Aim of the exercise: Reproduce the material word for word; the images stay out.

________________________

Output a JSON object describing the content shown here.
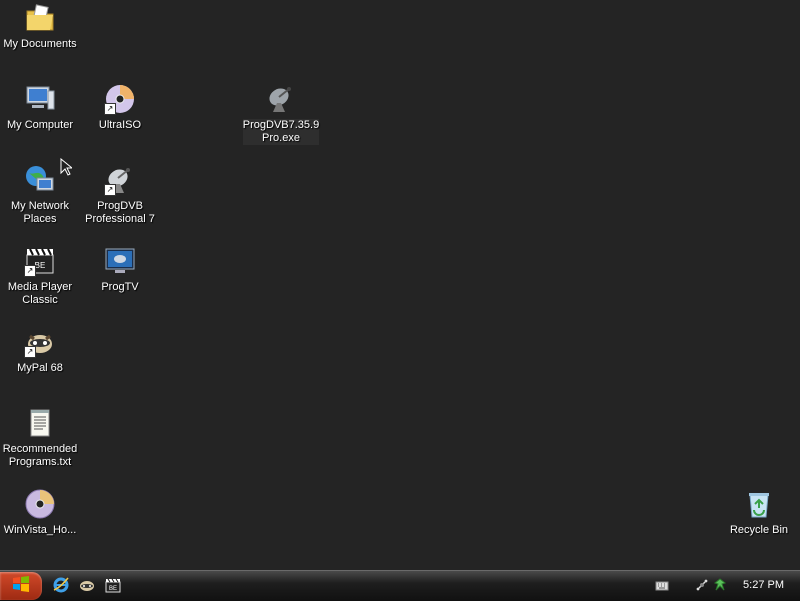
{
  "desktop": {
    "icons": [
      {
        "label": "My Documents",
        "icon": "folder-documents-icon"
      },
      {
        "label": "My Computer",
        "icon": "computer-icon"
      },
      {
        "label": "My Network\nPlaces",
        "icon": "network-places-icon"
      },
      {
        "label": "Media Player\nClassic",
        "icon": "media-player-classic-icon"
      },
      {
        "label": "MyPal 68",
        "icon": "mypal-icon"
      },
      {
        "label": "Recommended\nPrograms.txt",
        "icon": "text-file-icon"
      },
      {
        "label": "WinVista_Ho...",
        "icon": "disc-image-icon"
      },
      {
        "label": "UltraISO",
        "icon": "ultraiso-icon"
      },
      {
        "label": "ProgDVB\nProfessional 7",
        "icon": "progdvb-icon"
      },
      {
        "label": "ProgTV",
        "icon": "progtv-icon"
      },
      {
        "label": "ProgDVB7.35.9\nPro.exe",
        "icon": "satellite-dish-icon"
      },
      {
        "label": "Recycle Bin",
        "icon": "recycle-bin-icon"
      }
    ]
  },
  "taskbar": {
    "start_icon": "windows-logo-icon",
    "quick_launch": [
      "internet-explorer-icon",
      "mypal-icon",
      "media-player-classic-icon"
    ],
    "tray": [
      "keyboard-icon",
      "network-icon",
      "safely-remove-icon"
    ],
    "clock": "5:27 PM"
  },
  "colors": {
    "desktop_bg": "#242424",
    "start_button": "#c0391b",
    "label_text": "#ffffff"
  }
}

________________________

Expected answer:
Output a JSON object describing the content shown here.
{
  "desktop": {
    "icons": [
      {
        "label": "My Documents",
        "icon": "folder-documents-icon"
      },
      {
        "label": "My Computer",
        "icon": "computer-icon"
      },
      {
        "label": "My Network\nPlaces",
        "icon": "network-places-icon"
      },
      {
        "label": "Media Player\nClassic",
        "icon": "media-player-classic-icon"
      },
      {
        "label": "MyPal 68",
        "icon": "mypal-icon"
      },
      {
        "label": "Recommended\nPrograms.txt",
        "icon": "text-file-icon"
      },
      {
        "label": "WinVista_Ho...",
        "icon": "disc-image-icon"
      },
      {
        "label": "UltraISO",
        "icon": "ultraiso-icon"
      },
      {
        "label": "ProgDVB\nProfessional 7",
        "icon": "progdvb-icon"
      },
      {
        "label": "ProgTV",
        "icon": "progtv-icon"
      },
      {
        "label": "ProgDVB7.35.9\nPro.exe",
        "icon": "satellite-dish-icon"
      },
      {
        "label": "Recycle Bin",
        "icon": "recycle-bin-icon"
      }
    ]
  },
  "taskbar": {
    "start_icon": "windows-logo-icon",
    "quick_launch": [
      "internet-explorer-icon",
      "mypal-icon",
      "media-player-classic-icon"
    ],
    "tray": [
      "keyboard-icon",
      "network-icon",
      "safely-remove-icon"
    ],
    "clock": "5:27 PM"
  },
  "colors": {
    "desktop_bg": "#242424",
    "start_button": "#c0391b",
    "label_text": "#ffffff"
  }
}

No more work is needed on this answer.